Short problem
Spot each line that carries the word "this"; copy those lines.

Stored records
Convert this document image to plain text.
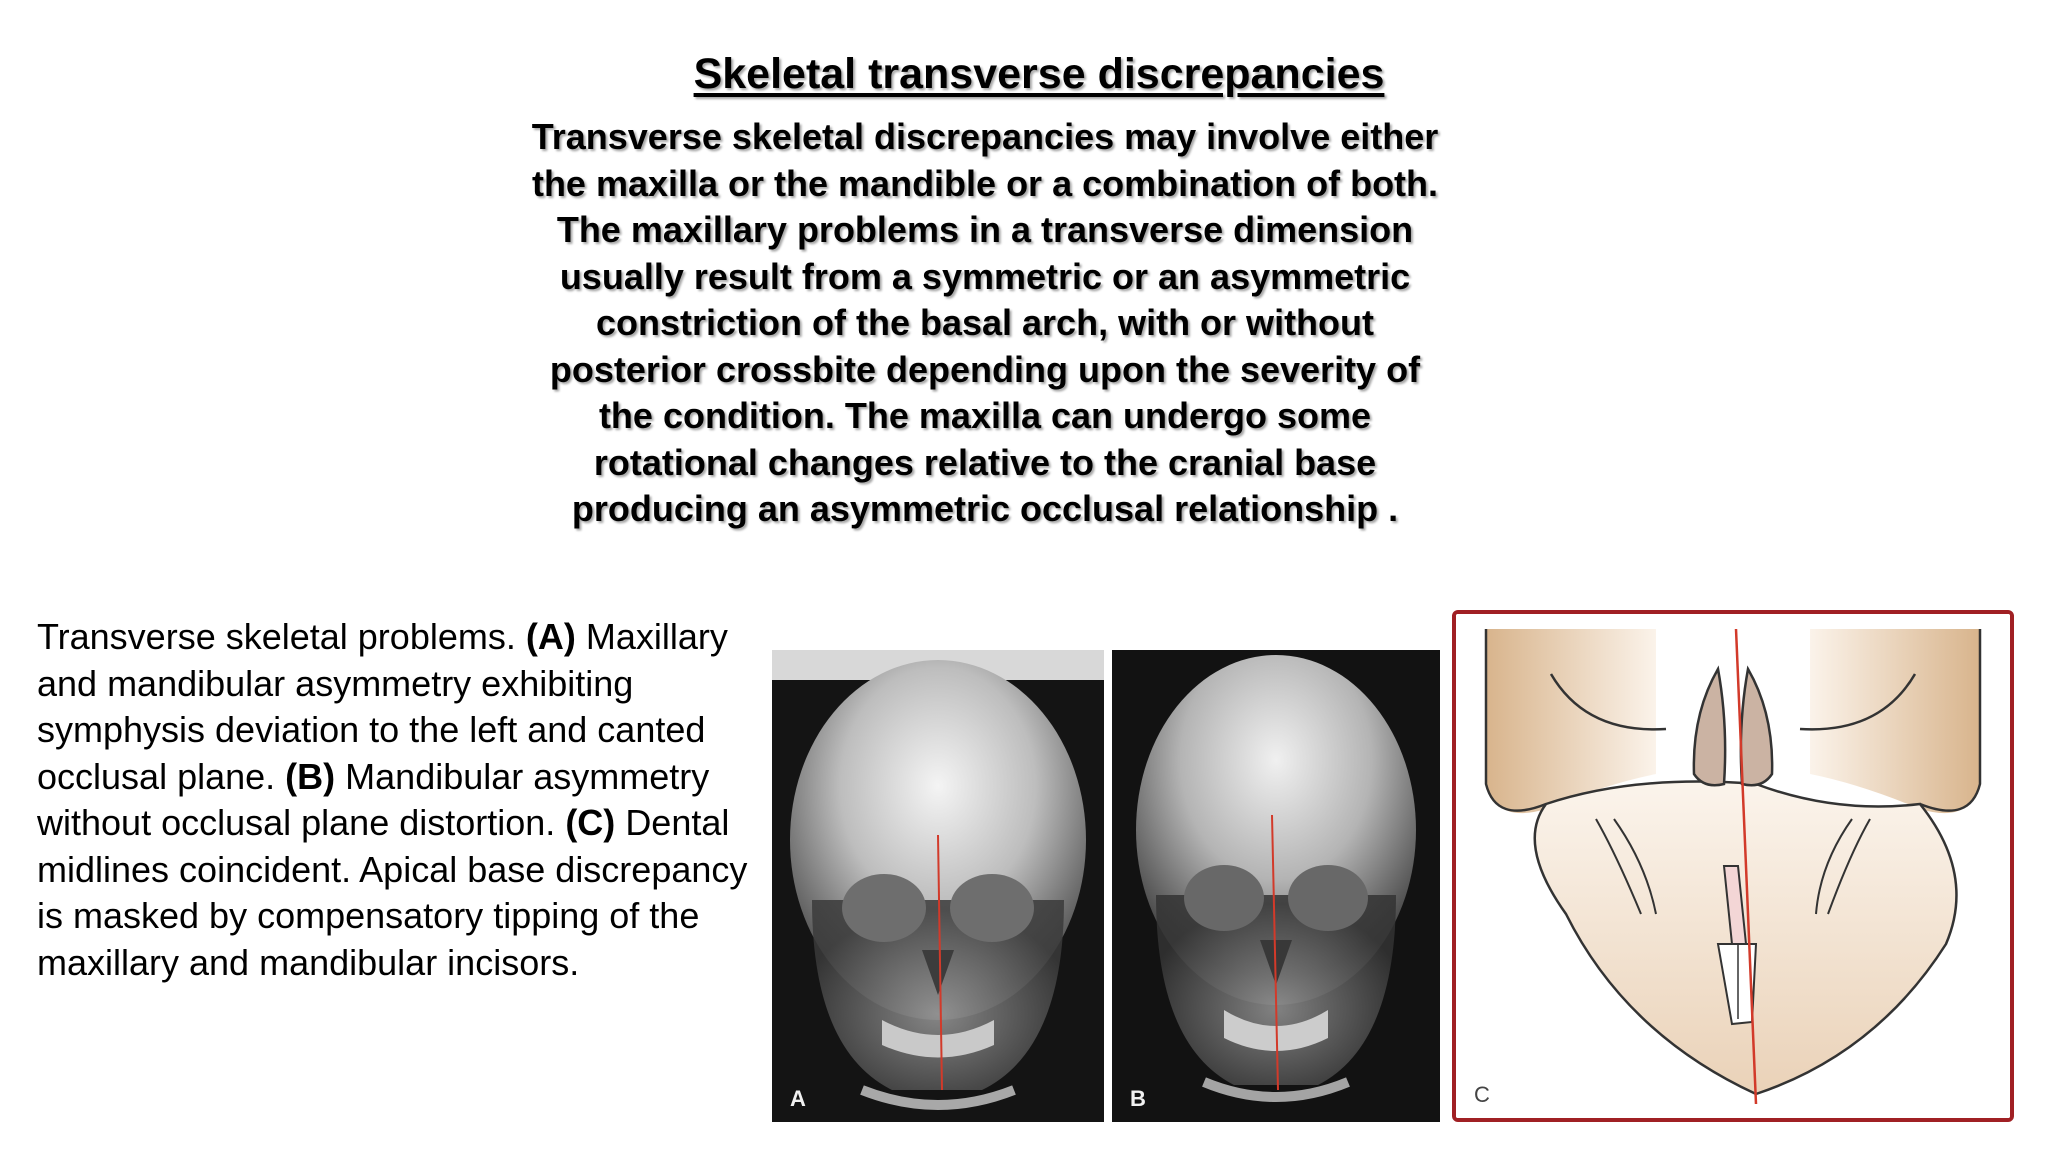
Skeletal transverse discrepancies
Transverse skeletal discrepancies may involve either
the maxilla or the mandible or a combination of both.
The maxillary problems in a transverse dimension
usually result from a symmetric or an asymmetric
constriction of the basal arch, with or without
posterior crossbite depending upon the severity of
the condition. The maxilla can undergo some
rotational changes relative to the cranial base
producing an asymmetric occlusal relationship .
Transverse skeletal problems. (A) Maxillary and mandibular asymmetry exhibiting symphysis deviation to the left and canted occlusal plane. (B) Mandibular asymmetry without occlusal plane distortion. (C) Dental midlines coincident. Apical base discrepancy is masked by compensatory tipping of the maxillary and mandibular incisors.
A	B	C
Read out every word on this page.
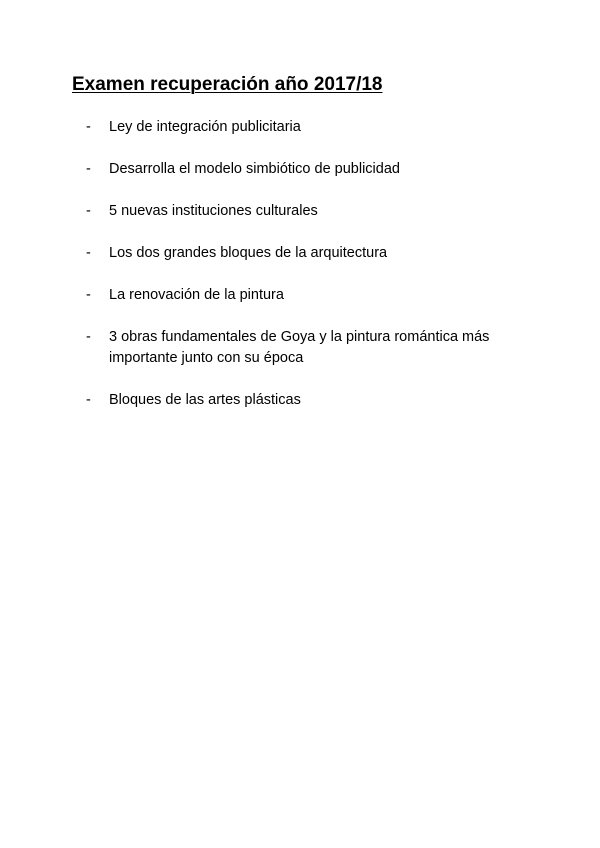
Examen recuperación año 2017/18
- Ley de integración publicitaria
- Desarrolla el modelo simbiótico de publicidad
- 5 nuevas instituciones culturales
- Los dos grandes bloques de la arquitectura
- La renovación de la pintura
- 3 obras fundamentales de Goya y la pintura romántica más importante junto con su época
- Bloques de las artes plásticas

Written response
Convert this document image to plain text.
Read out every word on this page.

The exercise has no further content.